Items from a dataset

** begin **

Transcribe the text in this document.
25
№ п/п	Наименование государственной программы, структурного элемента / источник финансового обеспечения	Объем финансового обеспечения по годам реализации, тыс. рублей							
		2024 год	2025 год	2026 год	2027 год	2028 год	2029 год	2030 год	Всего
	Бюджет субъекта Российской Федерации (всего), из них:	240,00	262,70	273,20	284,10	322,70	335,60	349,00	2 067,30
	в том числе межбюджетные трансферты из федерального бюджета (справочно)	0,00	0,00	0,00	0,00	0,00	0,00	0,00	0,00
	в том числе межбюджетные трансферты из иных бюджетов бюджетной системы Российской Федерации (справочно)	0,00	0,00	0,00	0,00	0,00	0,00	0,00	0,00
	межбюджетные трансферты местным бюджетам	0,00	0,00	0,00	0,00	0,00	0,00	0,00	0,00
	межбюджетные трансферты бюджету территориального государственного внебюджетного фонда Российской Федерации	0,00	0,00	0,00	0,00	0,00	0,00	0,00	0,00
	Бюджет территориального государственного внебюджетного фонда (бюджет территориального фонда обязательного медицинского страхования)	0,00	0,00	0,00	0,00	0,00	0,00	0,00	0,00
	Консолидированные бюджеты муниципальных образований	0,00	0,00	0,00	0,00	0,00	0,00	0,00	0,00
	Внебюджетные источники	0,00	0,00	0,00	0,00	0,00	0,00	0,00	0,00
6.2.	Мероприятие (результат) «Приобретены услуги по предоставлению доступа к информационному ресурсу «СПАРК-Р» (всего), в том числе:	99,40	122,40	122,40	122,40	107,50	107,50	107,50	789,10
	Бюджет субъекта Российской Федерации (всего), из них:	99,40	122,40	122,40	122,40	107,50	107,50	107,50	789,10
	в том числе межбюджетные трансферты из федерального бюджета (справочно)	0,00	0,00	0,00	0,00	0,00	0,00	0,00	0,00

** end **

Brief |
Collect the lines that hold "фонда".

Finished exercise |
	межбюджетные трансферты бюджету территориального государственного внебюджетного фонда Российской Федерации	0,00	0,00	0,00	0,00	0,00	0,00	0,00	0,00
	Бюджет территориального государственного внебюджетного фонда (бюджет территориального фонда обязательного медицинского страхования)	0,00	0,00	0,00	0,00	0,00	0,00	0,00	0,00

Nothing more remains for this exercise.